(EXERCISE DIRECTIONS):
From the entries below, copy every line where the string "high" appears.

(ITEMS):
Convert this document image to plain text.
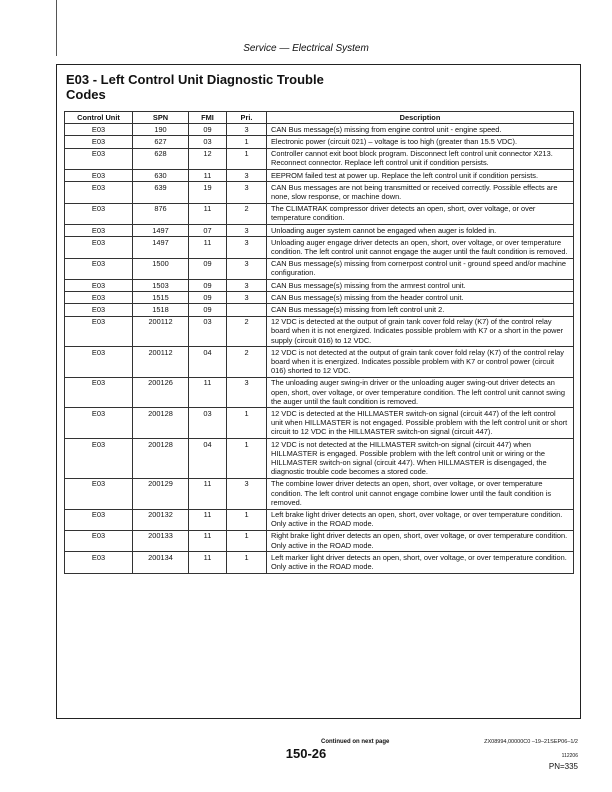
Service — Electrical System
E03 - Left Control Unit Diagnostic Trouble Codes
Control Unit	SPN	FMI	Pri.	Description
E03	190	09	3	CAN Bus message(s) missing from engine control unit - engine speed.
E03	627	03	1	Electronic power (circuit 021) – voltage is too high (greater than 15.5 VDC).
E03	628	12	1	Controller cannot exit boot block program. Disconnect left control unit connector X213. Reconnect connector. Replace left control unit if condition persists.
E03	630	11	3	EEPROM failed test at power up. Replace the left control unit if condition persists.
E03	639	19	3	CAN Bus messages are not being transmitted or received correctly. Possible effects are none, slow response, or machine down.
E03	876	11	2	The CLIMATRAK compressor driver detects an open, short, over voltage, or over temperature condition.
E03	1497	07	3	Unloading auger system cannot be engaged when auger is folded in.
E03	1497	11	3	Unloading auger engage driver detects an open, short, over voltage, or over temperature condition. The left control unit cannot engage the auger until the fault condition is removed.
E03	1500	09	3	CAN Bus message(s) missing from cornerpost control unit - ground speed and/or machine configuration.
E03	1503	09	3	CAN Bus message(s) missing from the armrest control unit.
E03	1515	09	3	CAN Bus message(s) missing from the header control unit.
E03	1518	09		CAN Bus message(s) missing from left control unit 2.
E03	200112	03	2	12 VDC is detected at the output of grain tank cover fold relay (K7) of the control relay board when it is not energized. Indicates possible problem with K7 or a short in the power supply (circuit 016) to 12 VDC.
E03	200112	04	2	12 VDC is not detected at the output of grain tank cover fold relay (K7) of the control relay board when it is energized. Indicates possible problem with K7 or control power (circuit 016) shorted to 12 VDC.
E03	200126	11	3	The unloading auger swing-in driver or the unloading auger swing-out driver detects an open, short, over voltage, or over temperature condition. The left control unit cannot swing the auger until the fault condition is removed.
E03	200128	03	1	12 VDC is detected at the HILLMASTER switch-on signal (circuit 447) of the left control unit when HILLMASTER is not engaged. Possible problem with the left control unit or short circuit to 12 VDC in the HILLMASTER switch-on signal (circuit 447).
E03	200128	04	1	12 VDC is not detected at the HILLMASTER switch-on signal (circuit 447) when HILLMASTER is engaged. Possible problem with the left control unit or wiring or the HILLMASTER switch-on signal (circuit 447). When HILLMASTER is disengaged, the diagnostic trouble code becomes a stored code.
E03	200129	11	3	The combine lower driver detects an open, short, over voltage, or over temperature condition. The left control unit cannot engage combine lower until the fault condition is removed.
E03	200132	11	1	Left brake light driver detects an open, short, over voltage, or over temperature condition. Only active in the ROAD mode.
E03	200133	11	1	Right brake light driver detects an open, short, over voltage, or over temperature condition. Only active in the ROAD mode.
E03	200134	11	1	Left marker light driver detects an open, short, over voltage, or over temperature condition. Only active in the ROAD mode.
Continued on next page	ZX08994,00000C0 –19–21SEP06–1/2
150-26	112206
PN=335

* * *

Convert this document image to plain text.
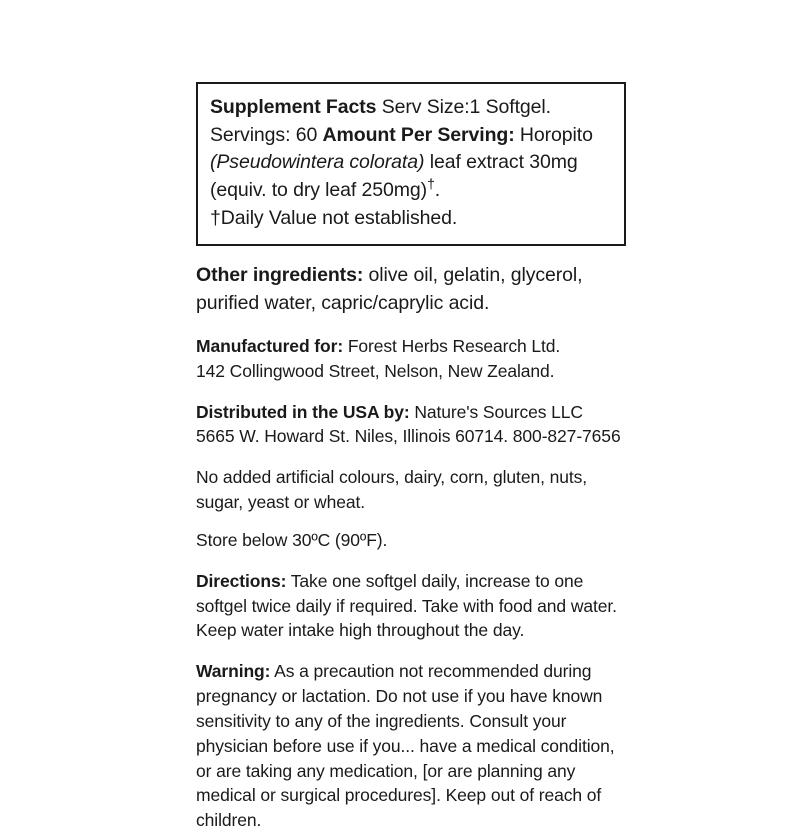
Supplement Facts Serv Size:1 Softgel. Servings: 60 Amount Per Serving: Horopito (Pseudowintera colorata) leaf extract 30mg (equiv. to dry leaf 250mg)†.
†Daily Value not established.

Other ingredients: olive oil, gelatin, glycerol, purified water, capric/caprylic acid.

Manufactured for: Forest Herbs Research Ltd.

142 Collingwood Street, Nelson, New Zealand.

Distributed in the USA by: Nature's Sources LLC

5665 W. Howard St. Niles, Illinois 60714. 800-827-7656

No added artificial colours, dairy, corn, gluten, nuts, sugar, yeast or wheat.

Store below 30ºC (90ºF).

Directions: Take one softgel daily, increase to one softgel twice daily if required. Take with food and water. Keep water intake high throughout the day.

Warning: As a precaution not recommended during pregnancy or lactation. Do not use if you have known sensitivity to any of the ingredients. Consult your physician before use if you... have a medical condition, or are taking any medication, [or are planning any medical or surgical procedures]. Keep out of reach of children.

(ANSWER TO THIS EXERCISE):
E03	627	03	1	Electronic power (circuit 021) – voltage is too high (greater than 15.5 VDC).
Directions: Take one softgel daily, increase to one softgel twice daily if required. Take with food and water. Keep water intake high throughout the day.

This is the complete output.